Stored data
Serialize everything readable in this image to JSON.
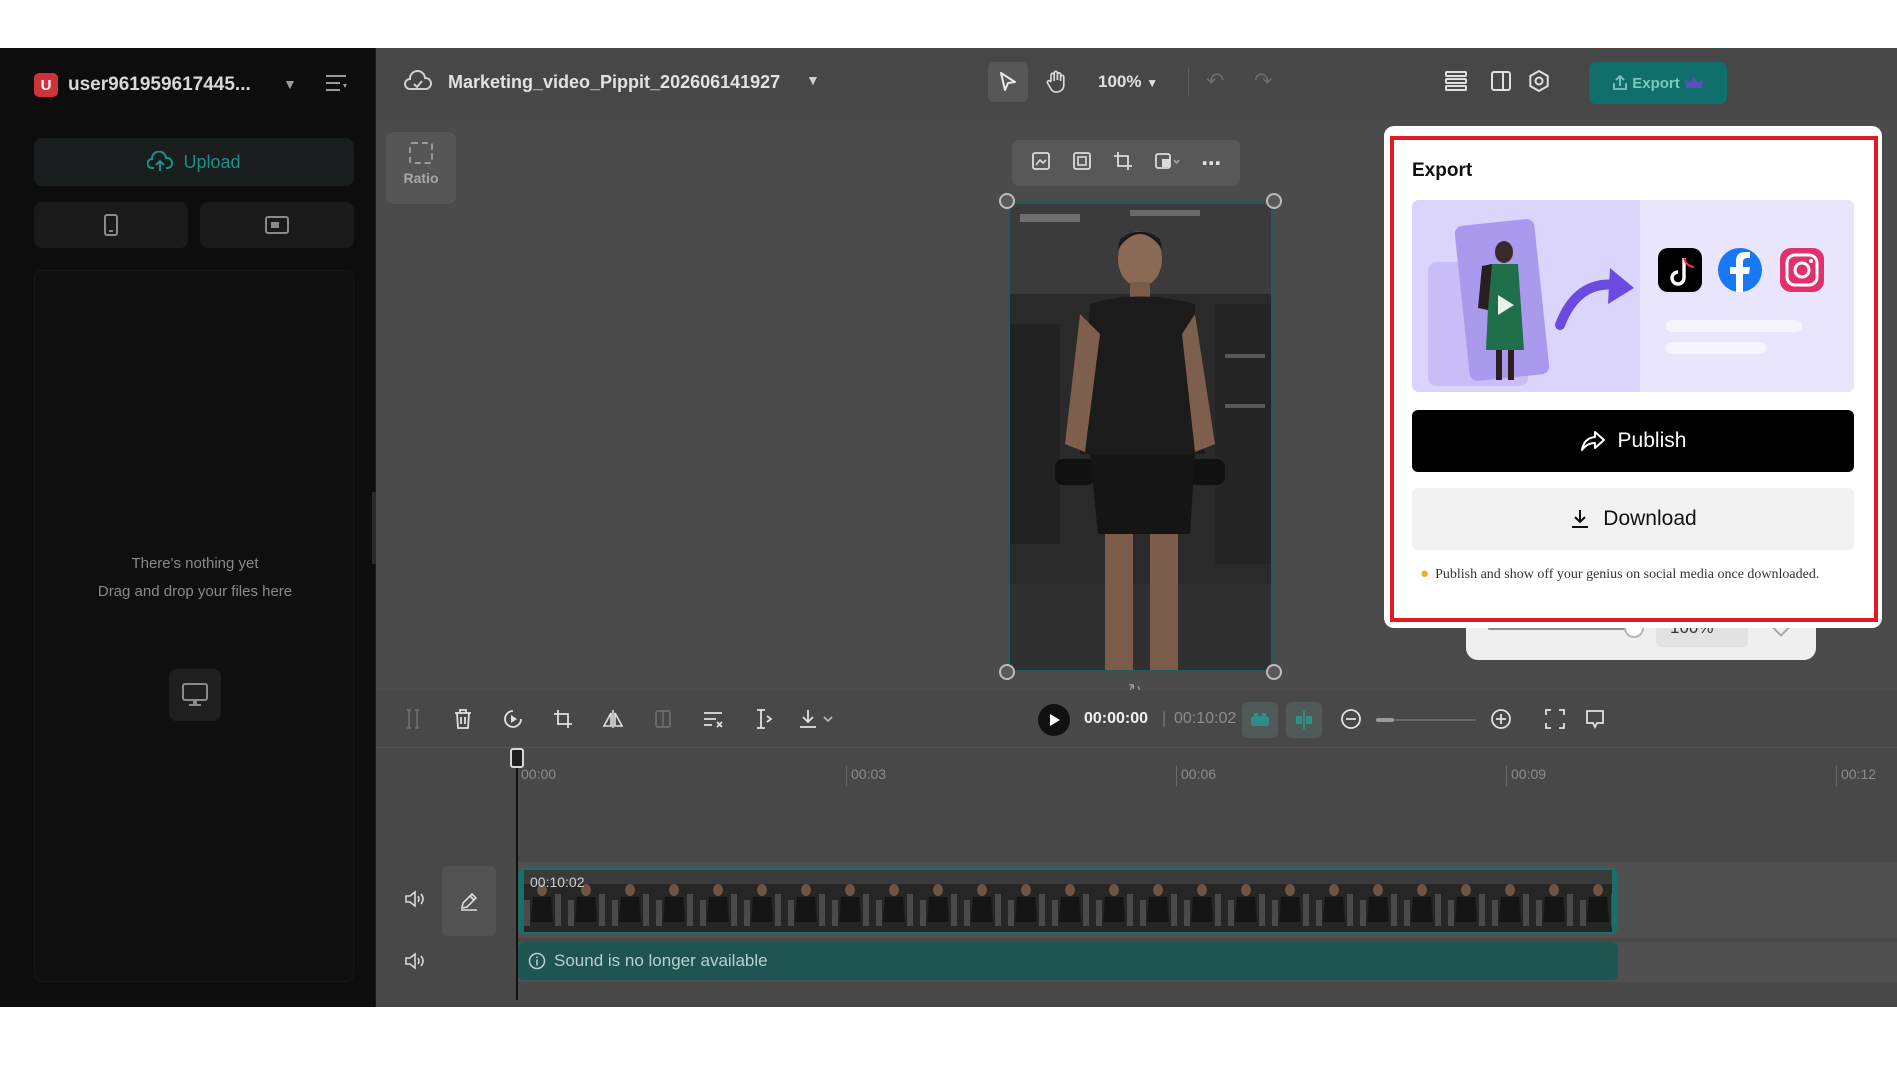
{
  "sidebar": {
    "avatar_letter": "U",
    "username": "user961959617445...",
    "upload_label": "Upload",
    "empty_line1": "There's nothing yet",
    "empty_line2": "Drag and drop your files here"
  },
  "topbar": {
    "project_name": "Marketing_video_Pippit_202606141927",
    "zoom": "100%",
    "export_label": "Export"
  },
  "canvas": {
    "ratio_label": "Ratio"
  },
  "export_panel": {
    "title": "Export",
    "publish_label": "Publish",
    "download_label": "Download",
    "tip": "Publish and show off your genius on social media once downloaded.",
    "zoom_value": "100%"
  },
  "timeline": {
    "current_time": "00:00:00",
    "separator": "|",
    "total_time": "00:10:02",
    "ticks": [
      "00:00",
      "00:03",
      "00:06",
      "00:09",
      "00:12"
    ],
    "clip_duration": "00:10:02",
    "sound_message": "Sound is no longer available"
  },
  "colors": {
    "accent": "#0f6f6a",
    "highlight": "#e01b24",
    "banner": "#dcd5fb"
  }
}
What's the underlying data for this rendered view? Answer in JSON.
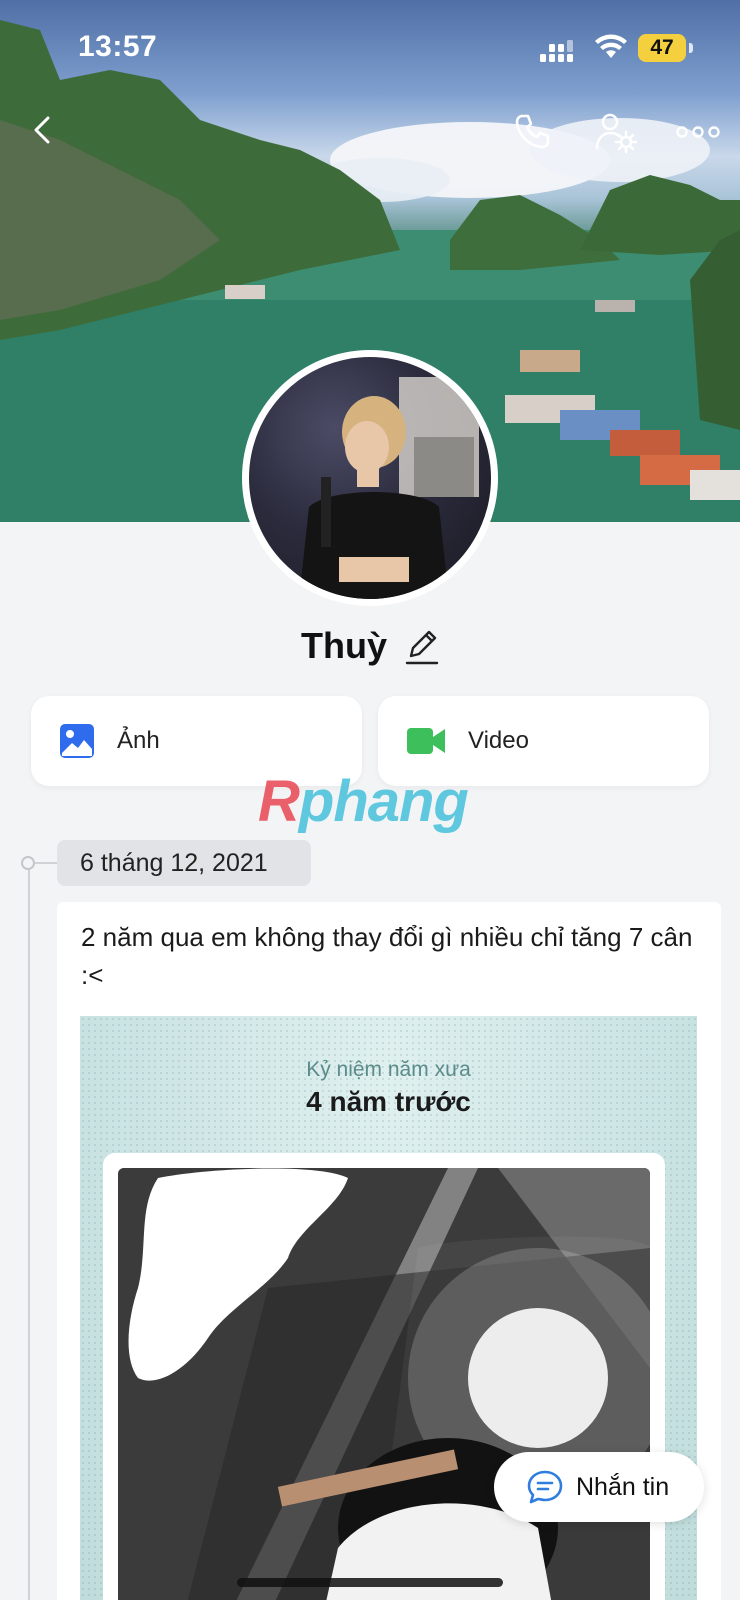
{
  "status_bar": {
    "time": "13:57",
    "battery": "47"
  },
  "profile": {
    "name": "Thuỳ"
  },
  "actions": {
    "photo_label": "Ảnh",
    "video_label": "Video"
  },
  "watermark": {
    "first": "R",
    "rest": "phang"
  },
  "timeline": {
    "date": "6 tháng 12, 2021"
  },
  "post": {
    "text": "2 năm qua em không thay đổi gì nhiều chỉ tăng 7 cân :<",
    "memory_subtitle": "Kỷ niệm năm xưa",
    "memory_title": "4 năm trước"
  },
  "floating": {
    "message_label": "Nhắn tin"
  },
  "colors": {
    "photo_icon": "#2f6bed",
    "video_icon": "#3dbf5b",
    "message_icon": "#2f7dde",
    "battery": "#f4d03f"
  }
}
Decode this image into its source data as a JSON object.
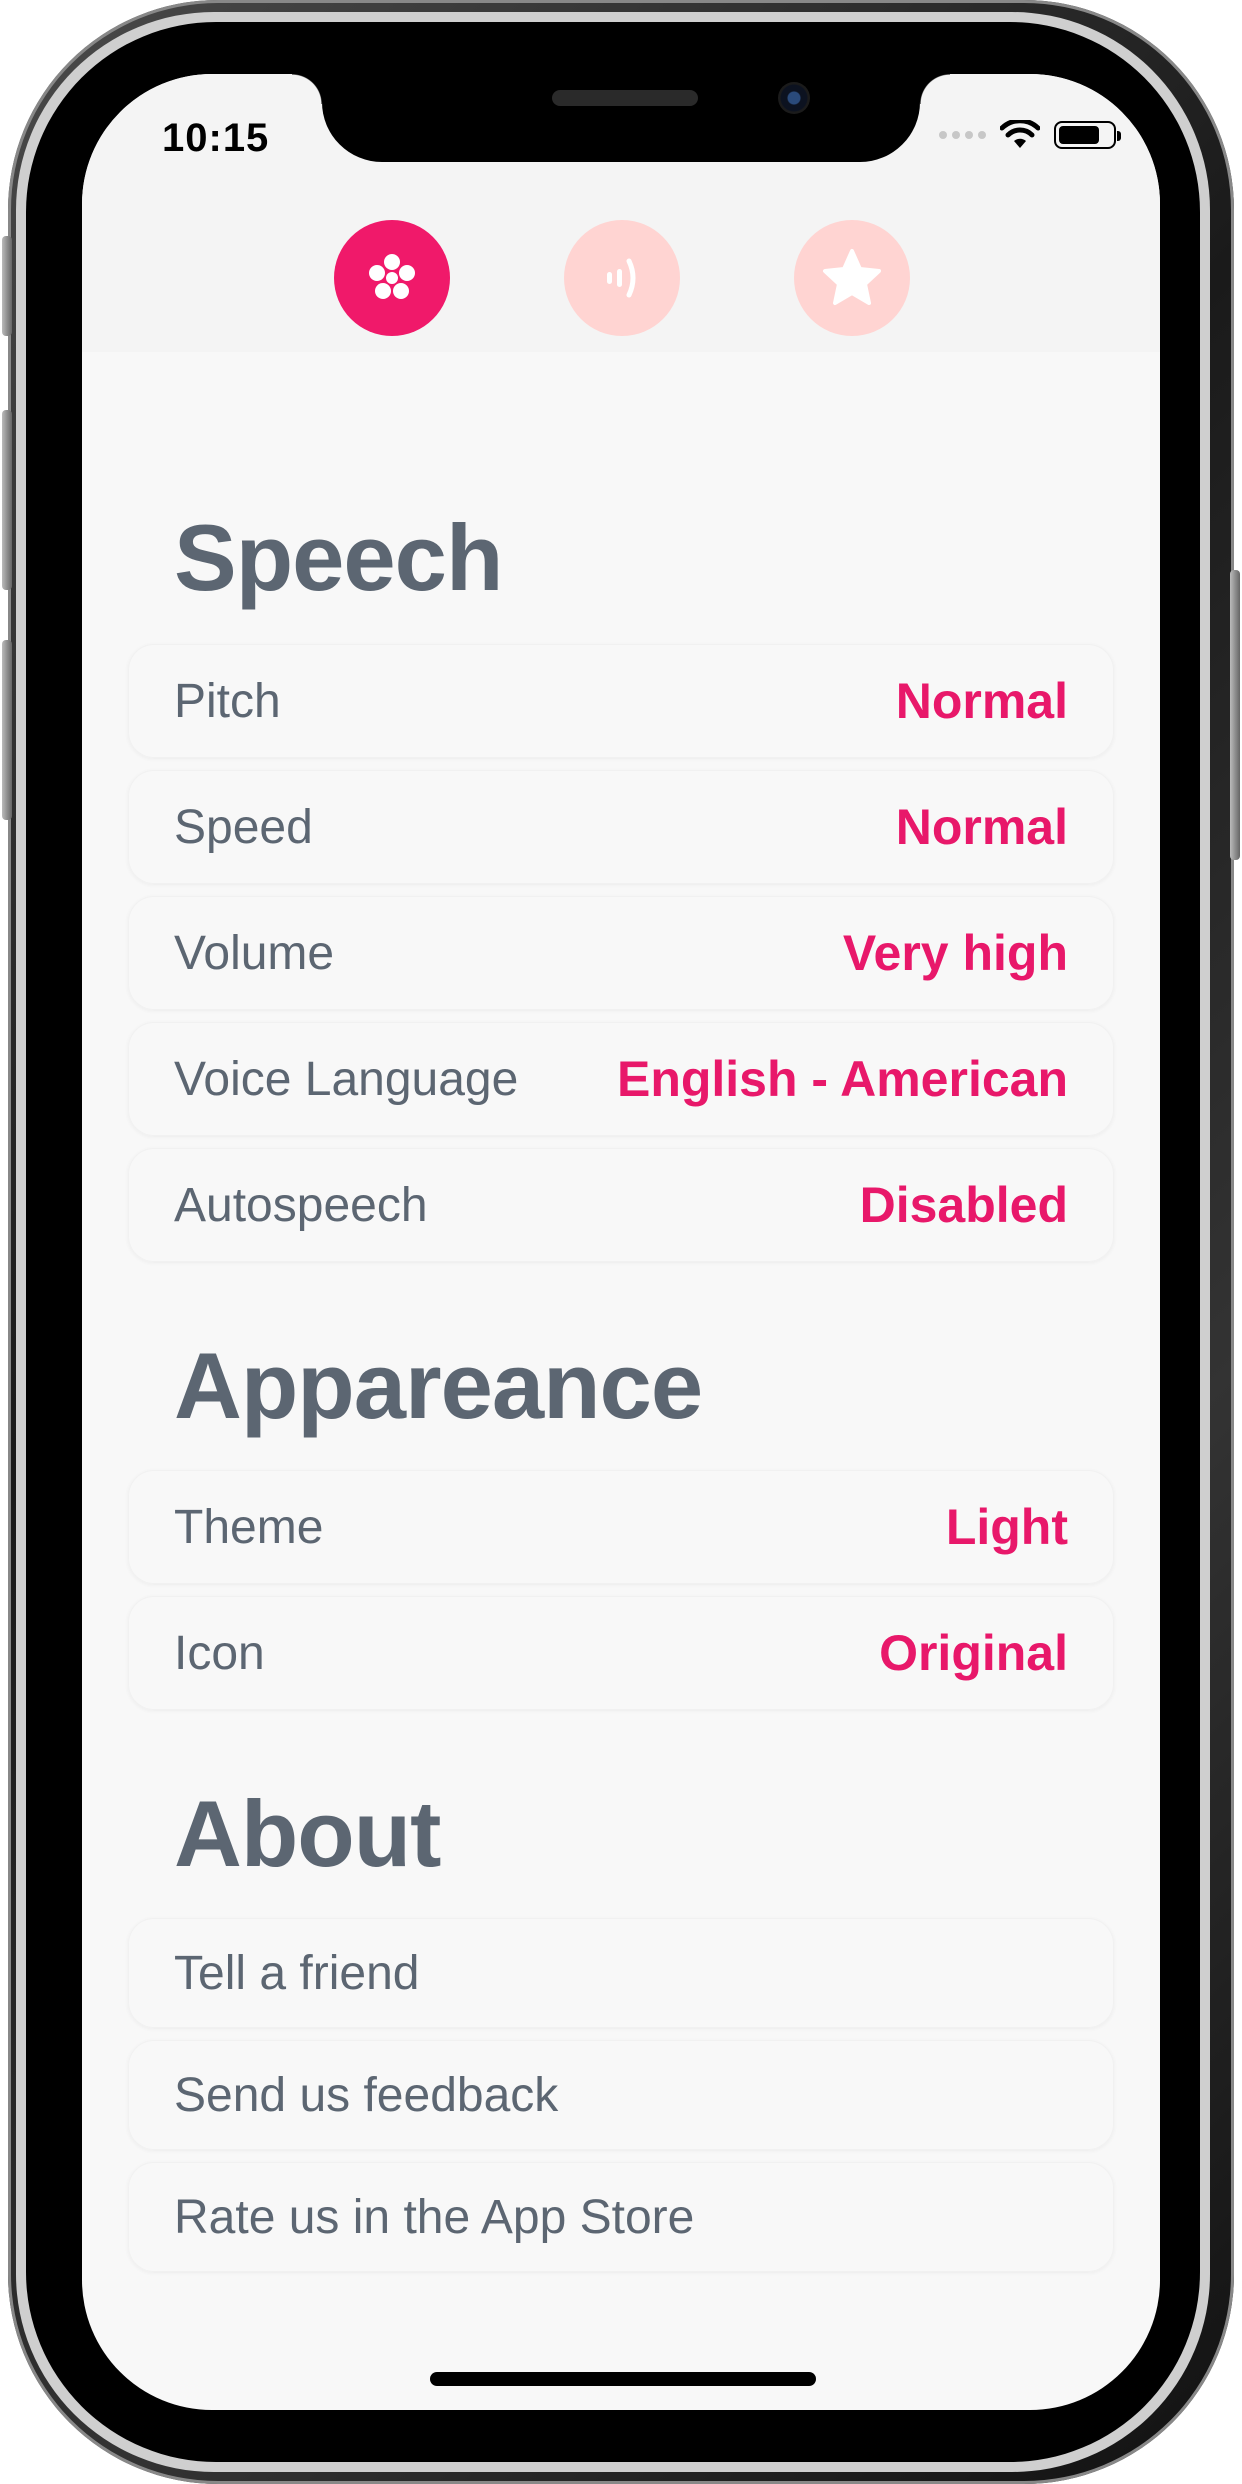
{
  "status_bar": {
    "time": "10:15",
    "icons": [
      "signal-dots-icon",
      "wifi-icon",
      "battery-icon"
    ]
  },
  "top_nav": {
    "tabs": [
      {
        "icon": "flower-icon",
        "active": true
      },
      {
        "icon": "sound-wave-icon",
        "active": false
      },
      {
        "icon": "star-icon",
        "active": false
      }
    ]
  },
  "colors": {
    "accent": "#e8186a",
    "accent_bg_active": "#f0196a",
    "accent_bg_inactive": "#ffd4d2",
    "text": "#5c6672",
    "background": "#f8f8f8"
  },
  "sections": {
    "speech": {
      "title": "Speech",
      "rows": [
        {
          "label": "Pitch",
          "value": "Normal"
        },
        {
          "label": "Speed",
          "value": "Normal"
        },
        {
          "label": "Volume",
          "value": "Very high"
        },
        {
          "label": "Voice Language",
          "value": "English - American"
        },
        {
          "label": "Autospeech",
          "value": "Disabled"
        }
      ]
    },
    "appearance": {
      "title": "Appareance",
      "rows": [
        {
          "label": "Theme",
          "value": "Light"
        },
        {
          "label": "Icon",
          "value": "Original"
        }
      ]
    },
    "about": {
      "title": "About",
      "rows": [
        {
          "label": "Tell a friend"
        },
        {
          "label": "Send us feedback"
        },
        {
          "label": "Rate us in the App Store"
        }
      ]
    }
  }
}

## Exercise task
Establish how many lines of the records contain the string "this" and state that number without elaboration.

## Exercise result
3